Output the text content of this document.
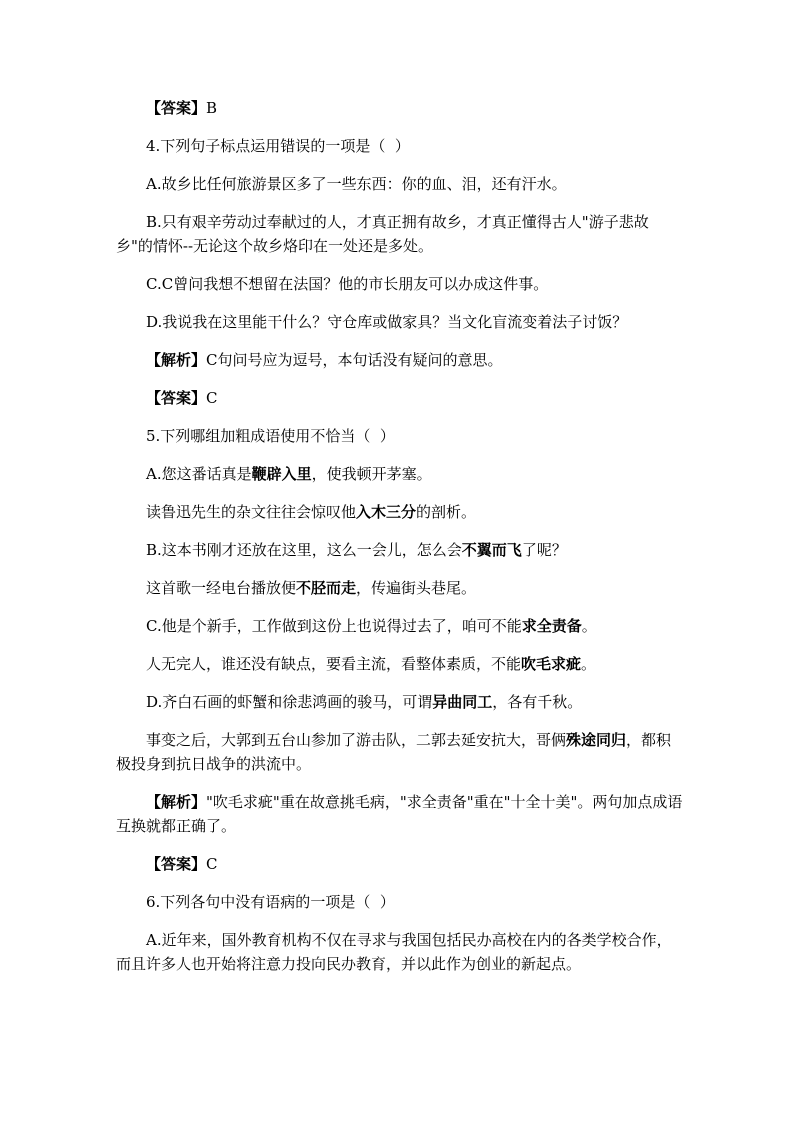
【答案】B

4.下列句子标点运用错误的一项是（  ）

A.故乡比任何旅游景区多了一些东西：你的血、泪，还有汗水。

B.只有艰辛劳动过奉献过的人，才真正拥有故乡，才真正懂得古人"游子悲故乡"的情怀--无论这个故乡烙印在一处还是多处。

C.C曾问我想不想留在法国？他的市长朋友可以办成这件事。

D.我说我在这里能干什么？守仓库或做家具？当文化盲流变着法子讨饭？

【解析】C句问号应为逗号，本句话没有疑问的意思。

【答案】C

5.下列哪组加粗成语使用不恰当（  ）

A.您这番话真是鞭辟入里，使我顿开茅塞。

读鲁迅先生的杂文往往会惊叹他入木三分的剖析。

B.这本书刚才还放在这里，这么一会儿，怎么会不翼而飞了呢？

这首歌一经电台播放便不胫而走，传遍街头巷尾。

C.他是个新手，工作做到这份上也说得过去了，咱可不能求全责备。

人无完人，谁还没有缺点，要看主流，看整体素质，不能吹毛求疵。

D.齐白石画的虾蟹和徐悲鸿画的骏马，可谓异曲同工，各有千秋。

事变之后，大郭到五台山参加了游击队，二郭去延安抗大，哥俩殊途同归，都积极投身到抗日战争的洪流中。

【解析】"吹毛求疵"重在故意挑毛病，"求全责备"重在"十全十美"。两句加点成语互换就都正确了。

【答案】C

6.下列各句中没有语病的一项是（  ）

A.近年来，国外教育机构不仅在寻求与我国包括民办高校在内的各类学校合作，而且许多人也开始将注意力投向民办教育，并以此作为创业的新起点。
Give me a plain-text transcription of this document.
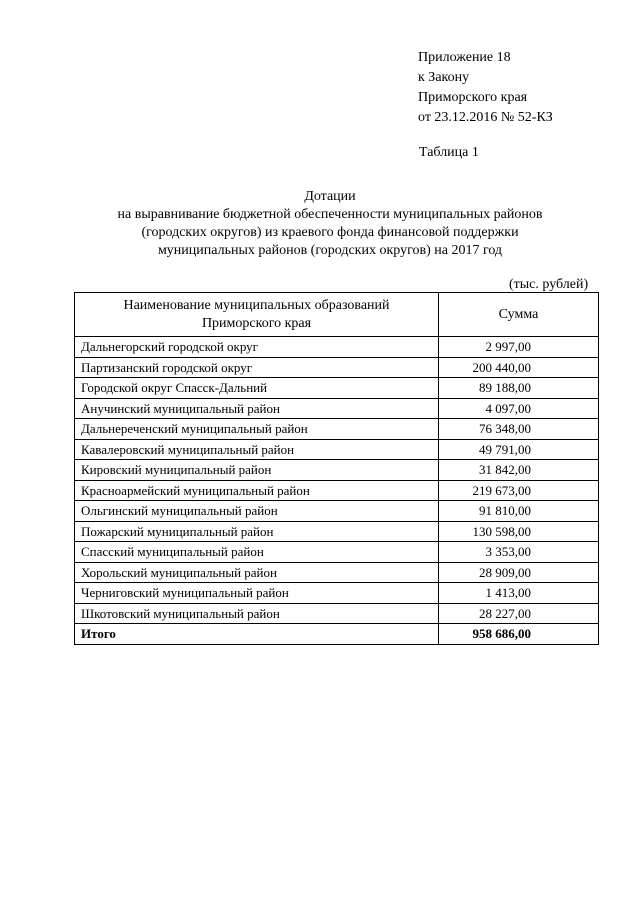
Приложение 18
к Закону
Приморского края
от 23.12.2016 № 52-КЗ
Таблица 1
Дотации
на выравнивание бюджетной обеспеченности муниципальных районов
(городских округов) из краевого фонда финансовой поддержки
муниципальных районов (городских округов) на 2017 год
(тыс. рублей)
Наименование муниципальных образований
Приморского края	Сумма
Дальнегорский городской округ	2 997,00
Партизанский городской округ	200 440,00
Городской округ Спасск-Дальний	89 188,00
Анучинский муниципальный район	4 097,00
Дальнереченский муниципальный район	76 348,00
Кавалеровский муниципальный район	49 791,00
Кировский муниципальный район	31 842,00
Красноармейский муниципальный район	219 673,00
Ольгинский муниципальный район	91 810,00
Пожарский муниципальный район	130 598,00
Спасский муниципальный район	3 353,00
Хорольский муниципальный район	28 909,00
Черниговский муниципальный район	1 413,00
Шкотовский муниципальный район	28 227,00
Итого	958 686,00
==
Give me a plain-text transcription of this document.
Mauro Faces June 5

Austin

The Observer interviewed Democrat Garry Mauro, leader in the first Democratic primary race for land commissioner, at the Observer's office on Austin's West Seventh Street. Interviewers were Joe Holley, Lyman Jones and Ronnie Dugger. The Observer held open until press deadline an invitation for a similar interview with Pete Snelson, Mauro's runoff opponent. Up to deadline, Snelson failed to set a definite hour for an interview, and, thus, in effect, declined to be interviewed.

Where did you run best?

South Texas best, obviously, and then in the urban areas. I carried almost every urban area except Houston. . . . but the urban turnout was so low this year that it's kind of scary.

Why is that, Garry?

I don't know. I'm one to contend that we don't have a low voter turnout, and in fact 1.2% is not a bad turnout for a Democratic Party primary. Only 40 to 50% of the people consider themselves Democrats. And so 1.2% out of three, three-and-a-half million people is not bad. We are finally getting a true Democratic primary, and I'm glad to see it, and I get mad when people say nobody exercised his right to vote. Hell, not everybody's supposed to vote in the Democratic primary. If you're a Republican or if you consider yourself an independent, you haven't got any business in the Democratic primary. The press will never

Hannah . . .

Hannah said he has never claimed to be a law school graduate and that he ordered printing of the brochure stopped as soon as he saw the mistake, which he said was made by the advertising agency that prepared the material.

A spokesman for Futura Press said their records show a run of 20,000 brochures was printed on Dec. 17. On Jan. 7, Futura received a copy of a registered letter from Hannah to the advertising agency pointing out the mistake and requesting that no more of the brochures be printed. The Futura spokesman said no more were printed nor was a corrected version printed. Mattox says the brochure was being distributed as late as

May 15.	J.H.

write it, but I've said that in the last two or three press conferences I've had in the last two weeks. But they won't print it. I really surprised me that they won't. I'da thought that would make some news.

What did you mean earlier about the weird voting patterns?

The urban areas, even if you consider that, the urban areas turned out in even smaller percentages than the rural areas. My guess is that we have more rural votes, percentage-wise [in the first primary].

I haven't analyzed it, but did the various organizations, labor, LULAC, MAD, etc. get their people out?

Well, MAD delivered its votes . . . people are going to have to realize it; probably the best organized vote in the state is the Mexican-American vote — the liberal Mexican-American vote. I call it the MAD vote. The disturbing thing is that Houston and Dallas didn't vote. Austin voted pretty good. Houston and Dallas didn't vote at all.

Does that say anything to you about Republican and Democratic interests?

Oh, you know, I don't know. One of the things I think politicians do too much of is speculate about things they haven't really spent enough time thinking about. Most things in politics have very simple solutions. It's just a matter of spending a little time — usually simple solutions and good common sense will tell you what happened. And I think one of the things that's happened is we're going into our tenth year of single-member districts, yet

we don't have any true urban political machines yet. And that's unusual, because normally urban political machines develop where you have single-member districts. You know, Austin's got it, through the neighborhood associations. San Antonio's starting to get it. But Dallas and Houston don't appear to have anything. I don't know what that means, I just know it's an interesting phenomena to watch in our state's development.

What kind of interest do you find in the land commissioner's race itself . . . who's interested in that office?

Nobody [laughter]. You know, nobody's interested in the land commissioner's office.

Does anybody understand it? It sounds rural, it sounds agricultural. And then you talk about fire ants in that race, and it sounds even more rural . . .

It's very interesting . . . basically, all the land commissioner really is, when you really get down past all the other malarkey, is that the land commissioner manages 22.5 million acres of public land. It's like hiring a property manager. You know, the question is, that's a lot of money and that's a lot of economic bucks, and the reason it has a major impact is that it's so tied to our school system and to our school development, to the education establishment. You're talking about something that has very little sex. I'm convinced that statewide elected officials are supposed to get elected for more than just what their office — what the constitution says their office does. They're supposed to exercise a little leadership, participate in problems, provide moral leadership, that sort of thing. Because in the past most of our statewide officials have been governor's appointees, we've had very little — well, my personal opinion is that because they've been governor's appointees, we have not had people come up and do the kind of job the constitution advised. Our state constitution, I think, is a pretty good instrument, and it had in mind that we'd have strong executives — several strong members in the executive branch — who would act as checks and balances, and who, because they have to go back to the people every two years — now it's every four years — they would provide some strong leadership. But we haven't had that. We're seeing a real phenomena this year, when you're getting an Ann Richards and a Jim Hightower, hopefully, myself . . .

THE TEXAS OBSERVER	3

◆ What you should do
Select every line in the material above where the string "Приморского" occurs, and copy it.

◆ Answer for the task
Приморского края
Приморского края	Сумма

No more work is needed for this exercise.